■ **Exercise description**
Show every line where "писалъ" occurs.

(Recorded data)
— start —

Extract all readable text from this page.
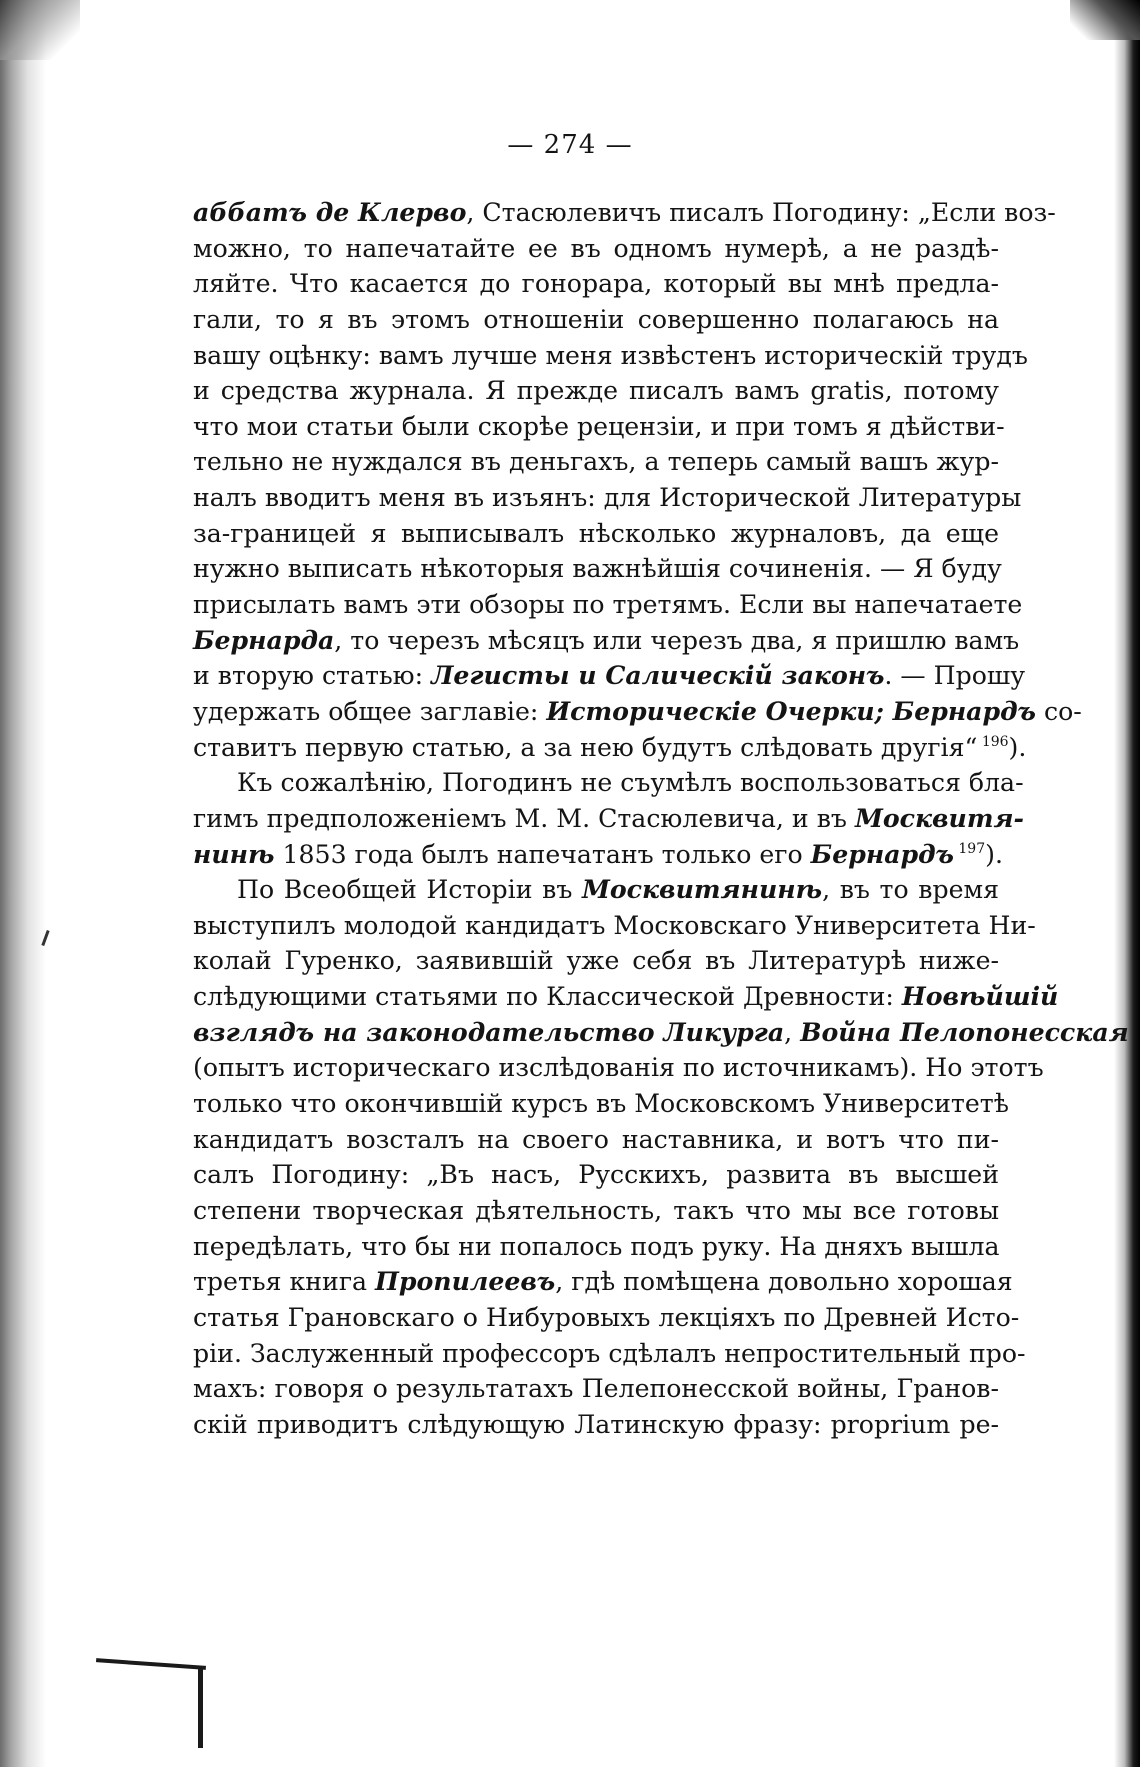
— 274 —
аббатъ де Клерво, Стасюлевичъ писалъ Погодину: „Если воз-
можно, то напечатайте ее въ одномъ нумерѣ, а не раздѣ-
ляйте. Что касается до гонорара, который вы мнѣ предла-
гали, то я въ этомъ отношеніи совершенно полагаюсь на
вашу оцѣнку: вамъ лучше меня извѣстенъ историческій трудъ
и средства журнала. Я прежде писалъ вамъ gratis, потому
что мои статьи были скорѣе рецензіи, и при томъ я дѣйстви-
тельно не нуждался въ деньгахъ, а теперь самый вашъ жур-
налъ вводитъ меня въ изъянъ: для Исторической Литературы
за-границей я выписывалъ нѣсколько журналовъ, да еще
нужно выписать нѣкоторыя важнѣйшія сочиненія. — Я буду
присылать вамъ эти обзоры по третямъ. Если вы напечатаете
Бернарда, то черезъ мѣсяцъ или черезъ два, я пришлю вамъ
и вторую статью: Легисты и Салическій законъ. — Прошу
удержать общее заглавіе: Историческіе Очерки; Бернардъ со-
ставитъ первую статью, а за нею будутъ слѣдовать другія“ $^{196}$).
Къ сожалѣнію, Погодинъ не съумѣлъ воспользоваться бла-
гимъ предположеніемъ М. М. Стасюлевича, и въ Москвитя-
нинѣ 1853 года былъ напечатанъ только его Бернардъ $^{197}$).
По Всеобщей Исторіи въ Москвитянинѣ, въ то время
выступилъ молодой кандидатъ Московскаго Университета Ни-
колай Гуренко, заявившій уже себя въ Литературѣ ниже-
слѣдующими статьями по Классической Древности: Новѣйшій
взглядъ на законодательство Ликурга, Война Пелопонесская
(опытъ историческаго изслѣдованія по источникамъ). Но этотъ
только что окончившій курсъ въ Московскомъ Университетѣ
кандидатъ возсталъ на своего наставника, и вотъ что пи-
салъ Погодину: „Въ насъ, Русскихъ, развита въ высшей
степени творческая дѣятельность, такъ что мы все готовы
передѣлать, что бы ни попалось подъ руку. На дняхъ вышла
третья книга Пропилеевъ, гдѣ помѣщена довольно хорошая
статья Грановскаго о Нибуровыхъ лекціяхъ по Древней Исто-
ріи. Заслуженный профессоръ сдѣлалъ непростительный про-
махъ: говоря о результатахъ Пелепонесской войны, Гранов-
скій приводитъ слѣдующую Латинскую фразу: proprium ре-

— end —

■ **Reply to the task**
аббатъ де Клерво, Стасюлевичъ писалъ Погодину: „Если воз-
и средства журнала. Я прежде писалъ вамъ gratis, потому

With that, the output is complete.